-- begin --

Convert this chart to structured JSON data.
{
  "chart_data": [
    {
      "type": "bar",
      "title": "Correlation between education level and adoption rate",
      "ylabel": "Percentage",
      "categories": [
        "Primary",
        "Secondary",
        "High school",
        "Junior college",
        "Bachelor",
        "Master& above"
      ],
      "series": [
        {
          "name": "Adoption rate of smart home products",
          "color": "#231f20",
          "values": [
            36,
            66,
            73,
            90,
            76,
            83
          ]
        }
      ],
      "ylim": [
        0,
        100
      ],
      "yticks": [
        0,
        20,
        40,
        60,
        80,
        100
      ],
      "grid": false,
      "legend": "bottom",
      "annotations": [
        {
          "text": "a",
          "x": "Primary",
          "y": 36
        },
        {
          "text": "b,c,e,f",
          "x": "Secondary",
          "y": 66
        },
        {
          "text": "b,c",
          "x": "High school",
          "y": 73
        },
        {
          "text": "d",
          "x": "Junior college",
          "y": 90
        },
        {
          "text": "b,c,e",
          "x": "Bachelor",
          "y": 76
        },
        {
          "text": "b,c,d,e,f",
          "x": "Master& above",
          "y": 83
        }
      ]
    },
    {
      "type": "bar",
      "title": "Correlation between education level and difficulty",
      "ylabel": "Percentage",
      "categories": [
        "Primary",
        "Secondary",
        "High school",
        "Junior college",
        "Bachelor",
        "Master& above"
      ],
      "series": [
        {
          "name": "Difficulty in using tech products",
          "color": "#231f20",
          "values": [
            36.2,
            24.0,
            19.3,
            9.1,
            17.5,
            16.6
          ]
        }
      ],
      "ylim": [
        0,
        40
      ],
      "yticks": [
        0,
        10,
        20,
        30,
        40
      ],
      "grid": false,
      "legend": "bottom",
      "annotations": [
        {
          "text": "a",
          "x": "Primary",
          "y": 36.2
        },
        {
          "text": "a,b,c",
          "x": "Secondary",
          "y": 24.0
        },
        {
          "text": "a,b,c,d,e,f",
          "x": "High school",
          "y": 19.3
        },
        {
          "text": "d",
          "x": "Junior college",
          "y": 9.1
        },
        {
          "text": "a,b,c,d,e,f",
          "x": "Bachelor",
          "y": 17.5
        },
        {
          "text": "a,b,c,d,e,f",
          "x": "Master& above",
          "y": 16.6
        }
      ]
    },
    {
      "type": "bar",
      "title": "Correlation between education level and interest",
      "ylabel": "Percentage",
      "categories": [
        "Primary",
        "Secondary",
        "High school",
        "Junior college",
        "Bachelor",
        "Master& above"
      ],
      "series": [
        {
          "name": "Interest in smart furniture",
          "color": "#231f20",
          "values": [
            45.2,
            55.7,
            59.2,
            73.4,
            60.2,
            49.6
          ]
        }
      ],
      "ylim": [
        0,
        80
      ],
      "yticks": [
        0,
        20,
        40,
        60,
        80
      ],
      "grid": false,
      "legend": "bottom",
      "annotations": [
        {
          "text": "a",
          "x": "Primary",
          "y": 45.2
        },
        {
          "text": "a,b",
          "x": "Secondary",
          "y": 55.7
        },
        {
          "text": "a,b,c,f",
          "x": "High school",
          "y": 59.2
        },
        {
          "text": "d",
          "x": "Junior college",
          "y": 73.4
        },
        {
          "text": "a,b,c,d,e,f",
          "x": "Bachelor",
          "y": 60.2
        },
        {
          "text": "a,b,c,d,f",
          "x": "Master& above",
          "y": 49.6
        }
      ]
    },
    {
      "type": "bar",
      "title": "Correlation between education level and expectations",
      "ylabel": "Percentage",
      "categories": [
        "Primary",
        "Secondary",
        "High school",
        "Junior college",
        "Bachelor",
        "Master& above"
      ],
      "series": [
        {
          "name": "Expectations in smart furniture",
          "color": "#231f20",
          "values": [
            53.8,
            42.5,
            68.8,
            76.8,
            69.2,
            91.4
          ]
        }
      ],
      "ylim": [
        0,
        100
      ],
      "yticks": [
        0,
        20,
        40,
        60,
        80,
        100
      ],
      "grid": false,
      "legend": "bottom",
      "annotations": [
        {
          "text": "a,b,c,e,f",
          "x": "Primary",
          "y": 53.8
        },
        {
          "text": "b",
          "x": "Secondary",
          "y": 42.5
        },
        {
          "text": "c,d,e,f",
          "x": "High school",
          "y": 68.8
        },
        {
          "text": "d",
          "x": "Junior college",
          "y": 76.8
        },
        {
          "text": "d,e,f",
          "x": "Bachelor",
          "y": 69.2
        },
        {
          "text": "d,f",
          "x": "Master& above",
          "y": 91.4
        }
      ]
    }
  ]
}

-- end --

- Exercise task
Pull out every line of the records that includes the string "name".

- Solution to this problem
          "name": "Adoption rate of smart home products",
          "name": "Difficulty in using tech products",
          "name": "Interest in smart furniture",
          "name": "Expectations in smart furniture",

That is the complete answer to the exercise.